• Record set:
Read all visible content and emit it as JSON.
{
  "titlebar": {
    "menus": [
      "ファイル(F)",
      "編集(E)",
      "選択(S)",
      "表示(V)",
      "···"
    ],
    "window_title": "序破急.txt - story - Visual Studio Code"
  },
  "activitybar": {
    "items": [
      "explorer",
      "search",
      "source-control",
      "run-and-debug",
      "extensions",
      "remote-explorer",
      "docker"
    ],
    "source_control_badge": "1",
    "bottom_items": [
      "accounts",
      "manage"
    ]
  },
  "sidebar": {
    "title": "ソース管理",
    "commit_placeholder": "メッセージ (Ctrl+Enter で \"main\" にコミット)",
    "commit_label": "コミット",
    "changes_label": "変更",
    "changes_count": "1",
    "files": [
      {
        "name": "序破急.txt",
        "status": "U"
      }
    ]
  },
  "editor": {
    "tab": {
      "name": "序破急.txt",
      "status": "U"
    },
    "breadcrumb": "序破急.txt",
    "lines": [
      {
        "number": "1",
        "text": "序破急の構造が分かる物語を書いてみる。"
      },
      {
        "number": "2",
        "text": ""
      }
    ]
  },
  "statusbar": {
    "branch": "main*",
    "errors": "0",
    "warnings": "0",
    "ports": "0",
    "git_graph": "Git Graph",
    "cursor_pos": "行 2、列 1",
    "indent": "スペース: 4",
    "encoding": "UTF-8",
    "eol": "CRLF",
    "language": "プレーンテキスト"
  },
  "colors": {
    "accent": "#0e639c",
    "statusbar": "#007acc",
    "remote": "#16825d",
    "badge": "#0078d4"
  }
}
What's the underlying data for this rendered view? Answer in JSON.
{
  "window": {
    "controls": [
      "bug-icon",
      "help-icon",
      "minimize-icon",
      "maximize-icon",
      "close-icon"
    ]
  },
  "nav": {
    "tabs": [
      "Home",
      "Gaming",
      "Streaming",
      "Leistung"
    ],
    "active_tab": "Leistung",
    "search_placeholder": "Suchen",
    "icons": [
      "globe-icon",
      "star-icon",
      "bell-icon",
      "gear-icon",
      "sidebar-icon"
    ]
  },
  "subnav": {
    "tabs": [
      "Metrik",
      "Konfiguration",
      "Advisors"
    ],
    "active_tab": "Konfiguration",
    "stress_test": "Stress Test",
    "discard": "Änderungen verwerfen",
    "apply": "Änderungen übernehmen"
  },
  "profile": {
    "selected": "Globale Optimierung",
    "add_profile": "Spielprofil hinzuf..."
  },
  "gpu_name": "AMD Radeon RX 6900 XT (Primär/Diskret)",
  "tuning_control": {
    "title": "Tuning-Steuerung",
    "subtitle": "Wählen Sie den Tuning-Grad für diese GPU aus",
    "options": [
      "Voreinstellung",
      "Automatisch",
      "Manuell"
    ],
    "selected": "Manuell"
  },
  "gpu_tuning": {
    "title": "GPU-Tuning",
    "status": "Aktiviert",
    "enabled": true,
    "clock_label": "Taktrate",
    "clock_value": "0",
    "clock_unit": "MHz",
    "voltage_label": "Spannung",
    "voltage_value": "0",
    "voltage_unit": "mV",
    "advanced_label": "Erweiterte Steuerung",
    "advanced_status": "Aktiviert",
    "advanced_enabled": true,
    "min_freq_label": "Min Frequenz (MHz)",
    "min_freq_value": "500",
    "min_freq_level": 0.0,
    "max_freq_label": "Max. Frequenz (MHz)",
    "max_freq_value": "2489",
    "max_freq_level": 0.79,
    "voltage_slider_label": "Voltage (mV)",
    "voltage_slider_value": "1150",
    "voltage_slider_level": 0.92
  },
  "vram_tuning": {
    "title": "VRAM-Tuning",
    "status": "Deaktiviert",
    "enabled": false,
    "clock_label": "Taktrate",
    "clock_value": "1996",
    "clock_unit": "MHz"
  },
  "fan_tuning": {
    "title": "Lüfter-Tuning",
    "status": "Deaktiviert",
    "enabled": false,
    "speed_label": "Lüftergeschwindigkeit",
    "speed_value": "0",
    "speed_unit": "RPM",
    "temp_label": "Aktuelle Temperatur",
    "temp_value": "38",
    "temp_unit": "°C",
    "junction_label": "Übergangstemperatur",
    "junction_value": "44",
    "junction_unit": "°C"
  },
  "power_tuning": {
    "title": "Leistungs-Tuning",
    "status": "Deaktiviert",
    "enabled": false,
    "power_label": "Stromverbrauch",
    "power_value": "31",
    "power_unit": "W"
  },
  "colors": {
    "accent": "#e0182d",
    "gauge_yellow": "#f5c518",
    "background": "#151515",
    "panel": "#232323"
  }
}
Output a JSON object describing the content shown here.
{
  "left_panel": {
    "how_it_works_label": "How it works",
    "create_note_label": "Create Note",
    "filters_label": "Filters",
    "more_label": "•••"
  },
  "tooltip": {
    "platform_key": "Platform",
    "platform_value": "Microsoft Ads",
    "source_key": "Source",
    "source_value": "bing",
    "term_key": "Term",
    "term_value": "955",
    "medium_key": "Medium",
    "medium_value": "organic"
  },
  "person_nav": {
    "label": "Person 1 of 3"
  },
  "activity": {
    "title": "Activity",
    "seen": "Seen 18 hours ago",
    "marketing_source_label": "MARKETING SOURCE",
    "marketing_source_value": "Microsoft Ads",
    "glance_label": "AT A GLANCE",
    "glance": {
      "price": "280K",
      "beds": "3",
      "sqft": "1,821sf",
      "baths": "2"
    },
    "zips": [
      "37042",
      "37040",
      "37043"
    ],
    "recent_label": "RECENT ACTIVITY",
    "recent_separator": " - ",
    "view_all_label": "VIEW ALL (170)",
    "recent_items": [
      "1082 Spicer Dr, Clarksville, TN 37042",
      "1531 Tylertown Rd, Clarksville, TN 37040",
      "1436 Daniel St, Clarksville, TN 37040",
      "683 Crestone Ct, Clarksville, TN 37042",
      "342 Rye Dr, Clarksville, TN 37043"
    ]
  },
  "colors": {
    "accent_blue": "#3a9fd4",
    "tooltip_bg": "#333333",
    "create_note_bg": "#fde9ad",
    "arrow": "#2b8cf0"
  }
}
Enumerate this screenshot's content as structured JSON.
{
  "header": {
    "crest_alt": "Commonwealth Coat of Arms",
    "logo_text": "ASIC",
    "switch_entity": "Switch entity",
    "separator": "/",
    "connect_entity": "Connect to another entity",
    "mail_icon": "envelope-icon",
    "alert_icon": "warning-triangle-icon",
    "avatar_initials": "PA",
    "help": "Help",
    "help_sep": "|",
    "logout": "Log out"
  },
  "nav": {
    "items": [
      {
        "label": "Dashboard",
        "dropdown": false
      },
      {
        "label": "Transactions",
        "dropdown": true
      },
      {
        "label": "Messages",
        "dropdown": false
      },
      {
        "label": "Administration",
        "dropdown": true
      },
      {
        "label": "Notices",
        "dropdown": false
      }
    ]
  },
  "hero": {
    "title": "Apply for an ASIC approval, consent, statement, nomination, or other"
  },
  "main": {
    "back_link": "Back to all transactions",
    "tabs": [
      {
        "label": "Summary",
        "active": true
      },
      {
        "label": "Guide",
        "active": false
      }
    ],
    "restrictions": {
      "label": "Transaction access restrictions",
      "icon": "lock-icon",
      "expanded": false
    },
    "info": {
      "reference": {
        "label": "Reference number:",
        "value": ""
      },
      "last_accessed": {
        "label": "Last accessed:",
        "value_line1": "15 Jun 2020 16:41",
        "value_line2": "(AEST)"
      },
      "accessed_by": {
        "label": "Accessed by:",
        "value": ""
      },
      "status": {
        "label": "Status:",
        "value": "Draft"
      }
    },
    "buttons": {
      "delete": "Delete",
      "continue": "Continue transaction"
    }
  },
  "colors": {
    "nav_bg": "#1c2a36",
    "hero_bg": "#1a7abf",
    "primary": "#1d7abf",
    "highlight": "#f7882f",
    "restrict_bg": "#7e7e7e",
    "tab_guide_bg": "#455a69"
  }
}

• Set task:
Where a line holds "true", copy that line.

• Right answer:
    "enabled": true,
    "advanced_enabled": true,
        "dropdown": true
        "dropdown": true
        "active": true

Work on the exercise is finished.